- **Work to do**:
Every entry here needs to be repeated exactly.

- **Exercise data**:
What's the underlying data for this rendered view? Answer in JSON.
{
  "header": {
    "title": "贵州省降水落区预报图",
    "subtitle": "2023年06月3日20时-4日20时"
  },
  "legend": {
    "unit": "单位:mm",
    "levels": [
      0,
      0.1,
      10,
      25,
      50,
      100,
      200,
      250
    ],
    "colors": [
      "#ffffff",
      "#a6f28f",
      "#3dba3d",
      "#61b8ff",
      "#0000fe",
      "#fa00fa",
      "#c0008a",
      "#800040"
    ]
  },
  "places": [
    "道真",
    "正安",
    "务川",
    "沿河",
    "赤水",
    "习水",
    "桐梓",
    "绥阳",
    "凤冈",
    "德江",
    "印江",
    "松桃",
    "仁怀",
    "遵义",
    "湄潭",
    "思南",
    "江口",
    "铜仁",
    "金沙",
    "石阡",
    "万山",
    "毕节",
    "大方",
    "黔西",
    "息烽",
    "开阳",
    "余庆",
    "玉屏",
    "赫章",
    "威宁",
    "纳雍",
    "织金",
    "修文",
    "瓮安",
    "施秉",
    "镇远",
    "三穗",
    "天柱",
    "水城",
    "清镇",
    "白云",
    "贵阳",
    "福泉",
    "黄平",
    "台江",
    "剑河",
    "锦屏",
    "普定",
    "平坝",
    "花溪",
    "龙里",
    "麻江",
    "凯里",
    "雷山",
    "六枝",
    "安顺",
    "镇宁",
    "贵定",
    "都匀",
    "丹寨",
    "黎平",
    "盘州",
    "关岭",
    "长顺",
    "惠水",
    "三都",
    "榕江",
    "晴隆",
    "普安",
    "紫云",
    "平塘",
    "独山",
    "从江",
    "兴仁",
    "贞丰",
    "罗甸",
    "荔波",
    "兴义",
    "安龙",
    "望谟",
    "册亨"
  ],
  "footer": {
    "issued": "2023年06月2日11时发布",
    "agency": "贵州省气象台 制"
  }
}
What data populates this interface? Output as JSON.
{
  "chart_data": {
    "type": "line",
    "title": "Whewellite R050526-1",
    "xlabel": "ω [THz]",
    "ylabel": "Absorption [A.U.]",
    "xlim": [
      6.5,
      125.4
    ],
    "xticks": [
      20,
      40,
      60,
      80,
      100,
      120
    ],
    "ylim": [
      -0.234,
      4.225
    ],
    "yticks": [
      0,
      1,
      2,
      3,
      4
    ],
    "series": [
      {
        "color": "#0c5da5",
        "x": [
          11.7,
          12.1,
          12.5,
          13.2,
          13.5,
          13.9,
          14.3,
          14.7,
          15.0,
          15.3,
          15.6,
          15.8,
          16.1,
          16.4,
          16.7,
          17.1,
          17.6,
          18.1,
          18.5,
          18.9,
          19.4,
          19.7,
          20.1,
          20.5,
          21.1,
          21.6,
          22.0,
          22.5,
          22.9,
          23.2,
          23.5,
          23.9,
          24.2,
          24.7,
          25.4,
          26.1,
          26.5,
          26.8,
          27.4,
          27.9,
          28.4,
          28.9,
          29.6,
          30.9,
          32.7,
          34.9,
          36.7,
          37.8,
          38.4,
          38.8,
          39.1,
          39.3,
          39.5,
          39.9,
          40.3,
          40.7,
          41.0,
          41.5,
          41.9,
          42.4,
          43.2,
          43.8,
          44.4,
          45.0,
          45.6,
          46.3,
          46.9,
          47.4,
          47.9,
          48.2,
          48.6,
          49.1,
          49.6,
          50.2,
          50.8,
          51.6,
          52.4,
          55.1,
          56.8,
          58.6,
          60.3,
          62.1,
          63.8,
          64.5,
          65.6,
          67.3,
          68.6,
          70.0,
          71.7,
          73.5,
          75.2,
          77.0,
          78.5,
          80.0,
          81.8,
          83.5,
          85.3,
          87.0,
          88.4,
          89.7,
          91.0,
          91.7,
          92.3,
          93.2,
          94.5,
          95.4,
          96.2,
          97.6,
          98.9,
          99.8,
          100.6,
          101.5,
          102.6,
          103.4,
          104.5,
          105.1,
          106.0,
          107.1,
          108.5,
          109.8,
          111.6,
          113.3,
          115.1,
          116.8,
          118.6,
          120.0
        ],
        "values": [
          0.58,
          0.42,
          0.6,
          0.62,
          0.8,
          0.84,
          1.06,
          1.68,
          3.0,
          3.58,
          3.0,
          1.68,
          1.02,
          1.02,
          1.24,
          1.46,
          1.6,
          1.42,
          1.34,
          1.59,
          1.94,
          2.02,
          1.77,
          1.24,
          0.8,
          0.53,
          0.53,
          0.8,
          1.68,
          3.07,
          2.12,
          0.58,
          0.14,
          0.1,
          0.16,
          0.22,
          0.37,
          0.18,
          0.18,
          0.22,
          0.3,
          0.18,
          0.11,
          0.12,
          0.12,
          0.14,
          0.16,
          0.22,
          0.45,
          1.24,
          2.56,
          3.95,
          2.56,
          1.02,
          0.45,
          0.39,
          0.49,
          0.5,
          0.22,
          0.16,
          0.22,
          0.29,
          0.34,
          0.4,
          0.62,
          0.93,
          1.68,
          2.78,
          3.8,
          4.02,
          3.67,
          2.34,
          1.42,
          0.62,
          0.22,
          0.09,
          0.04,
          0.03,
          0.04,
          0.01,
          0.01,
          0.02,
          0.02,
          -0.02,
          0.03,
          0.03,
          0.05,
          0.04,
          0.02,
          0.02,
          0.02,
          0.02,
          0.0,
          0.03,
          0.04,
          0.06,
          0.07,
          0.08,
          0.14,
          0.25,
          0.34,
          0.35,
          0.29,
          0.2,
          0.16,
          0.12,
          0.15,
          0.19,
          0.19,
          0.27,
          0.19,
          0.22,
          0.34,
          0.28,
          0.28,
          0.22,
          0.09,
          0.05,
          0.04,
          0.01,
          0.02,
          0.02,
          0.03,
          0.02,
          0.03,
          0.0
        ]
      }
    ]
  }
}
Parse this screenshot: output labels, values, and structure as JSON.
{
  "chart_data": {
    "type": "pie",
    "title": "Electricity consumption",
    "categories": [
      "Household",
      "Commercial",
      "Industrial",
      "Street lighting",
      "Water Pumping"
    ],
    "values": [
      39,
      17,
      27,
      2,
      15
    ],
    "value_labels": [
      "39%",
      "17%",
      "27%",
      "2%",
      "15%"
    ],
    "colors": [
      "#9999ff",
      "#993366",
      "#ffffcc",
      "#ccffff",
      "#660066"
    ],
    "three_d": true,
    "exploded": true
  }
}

- **Output below**:
What's the underlying data for this rendered view? Answer in JSON.
{
  "header": {
    "title": "贵州省降水落区预报图",
    "subtitle": "2023年06月3日20时-4日20时"
  },
  "legend": {
    "unit": "单位:mm",
    "levels": [
      0,
      0.1,
      10,
      25,
      50,
      100,
      200,
      250
    ],
    "colors": [
      "#ffffff",
      "#a6f28f",
      "#3dba3d",
      "#61b8ff",
      "#0000fe",
      "#fa00fa",
      "#c0008a",
      "#800040"
    ]
  },
  "places": [
    "道真",
    "正安",
    "务川",
    "沿河",
    "赤水",
    "习水",
    "桐梓",
    "绥阳",
    "凤冈",
    "德江",
    "印江",
    "松桃",
    "仁怀",
    "遵义",
    "湄潭",
    "思南",
    "江口",
    "铜仁",
    "金沙",
    "石阡",
    "万山",
    "毕节",
    "大方",
    "黔西",
    "息烽",
    "开阳",
    "余庆",
    "玉屏",
    "赫章",
    "威宁",
    "纳雍",
    "织金",
    "修文",
    "瓮安",
    "施秉",
    "镇远",
    "三穗",
    "天柱",
    "水城",
    "清镇",
    "白云",
    "贵阳",
    "福泉",
    "黄平",
    "台江",
    "剑河",
    "锦屏",
    "普定",
    "平坝",
    "花溪",
    "龙里",
    "麻江",
    "凯里",
    "雷山",
    "六枝",
    "安顺",
    "镇宁",
    "贵定",
    "都匀",
    "丹寨",
    "黎平",
    "盘州",
    "关岭",
    "长顺",
    "惠水",
    "三都",
    "榕江",
    "晴隆",
    "普安",
    "紫云",
    "平塘",
    "独山",
    "从江",
    "兴仁",
    "贞丰",
    "罗甸",
    "荔波",
    "兴义",
    "安龙",
    "望谟",
    "册亨"
  ],
  "footer": {
    "issued": "2023年06月2日11时发布",
    "agency": "贵州省气象台 制"
  }
}
What data populates this interface? Output as JSON.
{
  "chart_data": {
    "type": "line",
    "title": "Whewellite R050526-1",
    "xlabel": "ω [THz]",
    "ylabel": "Absorption [A.U.]",
    "xlim": [
      6.5,
      125.4
    ],
    "xticks": [
      20,
      40,
      60,
      80,
      100,
      120
    ],
    "ylim": [
      -0.234,
      4.225
    ],
    "yticks": [
      0,
      1,
      2,
      3,
      4
    ],
    "series": [
      {
        "color": "#0c5da5",
        "x": [
          11.7,
          12.1,
          12.5,
          13.2,
          13.5,
          13.9,
          14.3,
          14.7,
          15.0,
          15.3,
          15.6,
          15.8,
          16.1,
          16.4,
          16.7,
          17.1,
          17.6,
          18.1,
          18.5,
          18.9,
          19.4,
          19.7,
          20.1,
          20.5,
          21.1,
          21.6,
          22.0,
          22.5,
          22.9,
          23.2,
          23.5,
          23.9,
          24.2,
          24.7,
          25.4,
          26.1,
          26.5,
          26.8,
          27.4,
          27.9,
          28.4,
          28.9,
          29.6,
          30.9,
          32.7,
          34.9,
          36.7,
          37.8,
          38.4,
          38.8,
          39.1,
          39.3,
          39.5,
          39.9,
          40.3,
          40.7,
          41.0,
          41.5,
          41.9,
          42.4,
          43.2,
          43.8,
          44.4,
          45.0,
          45.6,
          46.3,
          46.9,
          47.4,
          47.9,
          48.2,
          48.6,
          49.1,
          49.6,
          50.2,
          50.8,
          51.6,
          52.4,
          55.1,
          56.8,
          58.6,
          60.3,
          62.1,
          63.8,
          64.5,
          65.6,
          67.3,
          68.6,
          70.0,
          71.7,
          73.5,
          75.2,
          77.0,
          78.5,
          80.0,
          81.8,
          83.5,
          85.3,
          87.0,
          88.4,
          89.7,
          91.0,
          91.7,
          92.3,
          93.2,
          94.5,
          95.4,
          96.2,
          97.6,
          98.9,
          99.8,
          100.6,
          101.5,
          102.6,
          103.4,
          104.5,
          105.1,
          106.0,
          107.1,
          108.5,
          109.8,
          111.6,
          113.3,
          115.1,
          116.8,
          118.6,
          120.0
        ],
        "values": [
          0.58,
          0.42,
          0.6,
          0.62,
          0.8,
          0.84,
          1.06,
          1.68,
          3.0,
          3.58,
          3.0,
          1.68,
          1.02,
          1.02,
          1.24,
          1.46,
          1.6,
          1.42,
          1.34,
          1.59,
          1.94,
          2.02,
          1.77,
          1.24,
          0.8,
          0.53,
          0.53,
          0.8,
          1.68,
          3.07,
          2.12,
          0.58,
          0.14,
          0.1,
          0.16,
          0.22,
          0.37,
          0.18,
          0.18,
          0.22,
          0.3,
          0.18,
          0.11,
          0.12,
          0.12,
          0.14,
          0.16,
          0.22,
          0.45,
          1.24,
          2.56,
          3.95,
          2.56,
          1.02,
          0.45,
          0.39,
          0.49,
          0.5,
          0.22,
          0.16,
          0.22,
          0.29,
          0.34,
          0.4,
          0.62,
          0.93,
          1.68,
          2.78,
          3.8,
          4.02,
          3.67,
          2.34,
          1.42,
          0.62,
          0.22,
          0.09,
          0.04,
          0.03,
          0.04,
          0.01,
          0.01,
          0.02,
          0.02,
          -0.02,
          0.03,
          0.03,
          0.05,
          0.04,
          0.02,
          0.02,
          0.02,
          0.02,
          0.0,
          0.03,
          0.04,
          0.06,
          0.07,
          0.08,
          0.14,
          0.25,
          0.34,
          0.35,
          0.29,
          0.2,
          0.16,
          0.12,
          0.15,
          0.19,
          0.19,
          0.27,
          0.19,
          0.22,
          0.34,
          0.28,
          0.28,
          0.22,
          0.09,
          0.05,
          0.04,
          0.01,
          0.02,
          0.02,
          0.03,
          0.02,
          0.03,
          0.0
        ]
      }
    ]
  }
}
Parse this screenshot: output labels, values, and structure as JSON.
{
  "chart_data": {
    "type": "pie",
    "title": "Electricity consumption",
    "categories": [
      "Household",
      "Commercial",
      "Industrial",
      "Street lighting",
      "Water Pumping"
    ],
    "values": [
      39,
      17,
      27,
      2,
      15
    ],
    "value_labels": [
      "39%",
      "17%",
      "27%",
      "2%",
      "15%"
    ],
    "colors": [
      "#9999ff",
      "#993366",
      "#ffffcc",
      "#ccffff",
      "#660066"
    ],
    "three_d": true,
    "exploded": true
  }
}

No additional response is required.